─── Provided information ───

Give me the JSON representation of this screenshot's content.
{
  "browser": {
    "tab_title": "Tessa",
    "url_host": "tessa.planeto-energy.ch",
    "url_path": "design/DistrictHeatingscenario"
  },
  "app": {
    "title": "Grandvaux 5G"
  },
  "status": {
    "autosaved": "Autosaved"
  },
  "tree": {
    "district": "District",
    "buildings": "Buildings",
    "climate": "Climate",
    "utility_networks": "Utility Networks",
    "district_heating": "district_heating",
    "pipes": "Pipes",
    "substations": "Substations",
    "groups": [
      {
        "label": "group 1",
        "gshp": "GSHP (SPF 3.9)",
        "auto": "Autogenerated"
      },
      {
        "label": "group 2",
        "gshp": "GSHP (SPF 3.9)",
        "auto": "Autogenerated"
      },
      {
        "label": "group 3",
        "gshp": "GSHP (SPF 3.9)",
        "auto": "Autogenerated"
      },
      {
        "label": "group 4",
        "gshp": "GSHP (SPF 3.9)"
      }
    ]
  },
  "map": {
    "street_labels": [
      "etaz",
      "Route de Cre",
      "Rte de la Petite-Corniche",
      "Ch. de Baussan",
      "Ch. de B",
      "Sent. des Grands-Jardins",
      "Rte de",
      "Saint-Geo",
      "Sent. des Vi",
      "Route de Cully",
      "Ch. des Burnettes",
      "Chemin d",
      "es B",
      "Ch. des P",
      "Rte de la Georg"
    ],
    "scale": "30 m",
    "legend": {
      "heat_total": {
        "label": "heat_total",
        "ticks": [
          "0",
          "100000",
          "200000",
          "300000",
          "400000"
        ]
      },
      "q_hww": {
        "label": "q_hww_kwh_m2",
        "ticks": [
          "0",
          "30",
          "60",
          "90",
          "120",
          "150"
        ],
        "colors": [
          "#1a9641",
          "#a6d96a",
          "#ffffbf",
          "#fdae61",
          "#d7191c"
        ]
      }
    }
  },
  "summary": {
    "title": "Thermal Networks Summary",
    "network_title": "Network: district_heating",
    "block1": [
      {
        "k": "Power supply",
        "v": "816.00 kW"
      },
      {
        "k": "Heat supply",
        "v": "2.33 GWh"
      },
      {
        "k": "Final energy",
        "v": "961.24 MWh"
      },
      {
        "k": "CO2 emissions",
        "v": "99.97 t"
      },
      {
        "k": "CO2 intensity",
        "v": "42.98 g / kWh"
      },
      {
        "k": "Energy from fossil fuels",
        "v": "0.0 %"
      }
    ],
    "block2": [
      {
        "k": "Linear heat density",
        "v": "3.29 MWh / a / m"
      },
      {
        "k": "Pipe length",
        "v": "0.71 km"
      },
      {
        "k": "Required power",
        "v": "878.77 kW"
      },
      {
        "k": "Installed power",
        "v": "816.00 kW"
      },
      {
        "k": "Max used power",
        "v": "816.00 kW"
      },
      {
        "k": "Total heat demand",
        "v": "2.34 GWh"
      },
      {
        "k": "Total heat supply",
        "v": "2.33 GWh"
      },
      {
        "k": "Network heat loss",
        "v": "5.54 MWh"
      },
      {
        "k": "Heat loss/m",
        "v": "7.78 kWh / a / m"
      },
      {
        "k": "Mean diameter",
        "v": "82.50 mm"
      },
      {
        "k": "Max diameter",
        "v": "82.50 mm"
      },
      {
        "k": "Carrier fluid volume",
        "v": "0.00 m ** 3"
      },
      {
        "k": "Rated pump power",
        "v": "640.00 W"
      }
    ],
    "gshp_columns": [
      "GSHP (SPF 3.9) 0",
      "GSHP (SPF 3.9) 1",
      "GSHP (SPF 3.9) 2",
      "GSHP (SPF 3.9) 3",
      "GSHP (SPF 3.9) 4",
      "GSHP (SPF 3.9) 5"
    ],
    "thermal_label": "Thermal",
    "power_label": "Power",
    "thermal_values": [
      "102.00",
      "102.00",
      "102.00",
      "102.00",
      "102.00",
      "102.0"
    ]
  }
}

───

● **Written exercise**
Can you restate every record above word for word?

● **Complete response**
Give me the JSON representation of this screenshot's content.
{
  "browser": {
    "tab_title": "Tessa",
    "url_host": "tessa.planeto-energy.ch",
    "url_path": "design/DistrictHeatingscenario"
  },
  "app": {
    "title": "Grandvaux 5G"
  },
  "status": {
    "autosaved": "Autosaved"
  },
  "tree": {
    "district": "District",
    "buildings": "Buildings",
    "climate": "Climate",
    "utility_networks": "Utility Networks",
    "district_heating": "district_heating",
    "pipes": "Pipes",
    "substations": "Substations",
    "groups": [
      {
        "label": "group 1",
        "gshp": "GSHP (SPF 3.9)",
        "auto": "Autogenerated"
      },
      {
        "label": "group 2",
        "gshp": "GSHP (SPF 3.9)",
        "auto": "Autogenerated"
      },
      {
        "label": "group 3",
        "gshp": "GSHP (SPF 3.9)",
        "auto": "Autogenerated"
      },
      {
        "label": "group 4",
        "gshp": "GSHP (SPF 3.9)"
      }
    ]
  },
  "map": {
    "street_labels": [
      "etaz",
      "Route de Cre",
      "Rte de la Petite-Corniche",
      "Ch. de Baussan",
      "Ch. de B",
      "Sent. des Grands-Jardins",
      "Rte de",
      "Saint-Geo",
      "Sent. des Vi",
      "Route de Cully",
      "Ch. des Burnettes",
      "Chemin d",
      "es B",
      "Ch. des P",
      "Rte de la Georg"
    ],
    "scale": "30 m",
    "legend": {
      "heat_total": {
        "label": "heat_total",
        "ticks": [
          "0",
          "100000",
          "200000",
          "300000",
          "400000"
        ]
      },
      "q_hww": {
        "label": "q_hww_kwh_m2",
        "ticks": [
          "0",
          "30",
          "60",
          "90",
          "120",
          "150"
        ],
        "colors": [
          "#1a9641",
          "#a6d96a",
          "#ffffbf",
          "#fdae61",
          "#d7191c"
        ]
      }
    }
  },
  "summary": {
    "title": "Thermal Networks Summary",
    "network_title": "Network: district_heating",
    "block1": [
      {
        "k": "Power supply",
        "v": "816.00 kW"
      },
      {
        "k": "Heat supply",
        "v": "2.33 GWh"
      },
      {
        "k": "Final energy",
        "v": "961.24 MWh"
      },
      {
        "k": "CO2 emissions",
        "v": "99.97 t"
      },
      {
        "k": "CO2 intensity",
        "v": "42.98 g / kWh"
      },
      {
        "k": "Energy from fossil fuels",
        "v": "0.0 %"
      }
    ],
    "block2": [
      {
        "k": "Linear heat density",
        "v": "3.29 MWh / a / m"
      },
      {
        "k": "Pipe length",
        "v": "0.71 km"
      },
      {
        "k": "Required power",
        "v": "878.77 kW"
      },
      {
        "k": "Installed power",
        "v": "816.00 kW"
      },
      {
        "k": "Max used power",
        "v": "816.00 kW"
      },
      {
        "k": "Total heat demand",
        "v": "2.34 GWh"
      },
      {
        "k": "Total heat supply",
        "v": "2.33 GWh"
      },
      {
        "k": "Network heat loss",
        "v": "5.54 MWh"
      },
      {
        "k": "Heat loss/m",
        "v": "7.78 kWh / a / m"
      },
      {
        "k": "Mean diameter",
        "v": "82.50 mm"
      },
      {
        "k": "Max diameter",
        "v": "82.50 mm"
      },
      {
        "k": "Carrier fluid volume",
        "v": "0.00 m ** 3"
      },
      {
        "k": "Rated pump power",
        "v": "640.00 W"
      }
    ],
    "gshp_columns": [
      "GSHP (SPF 3.9) 0",
      "GSHP (SPF 3.9) 1",
      "GSHP (SPF 3.9) 2",
      "GSHP (SPF 3.9) 3",
      "GSHP (SPF 3.9) 4",
      "GSHP (SPF 3.9) 5"
    ],
    "thermal_label": "Thermal",
    "power_label": "Power",
    "thermal_values": [
      "102.00",
      "102.00",
      "102.00",
      "102.00",
      "102.00",
      "102.0"
    ]
  }
}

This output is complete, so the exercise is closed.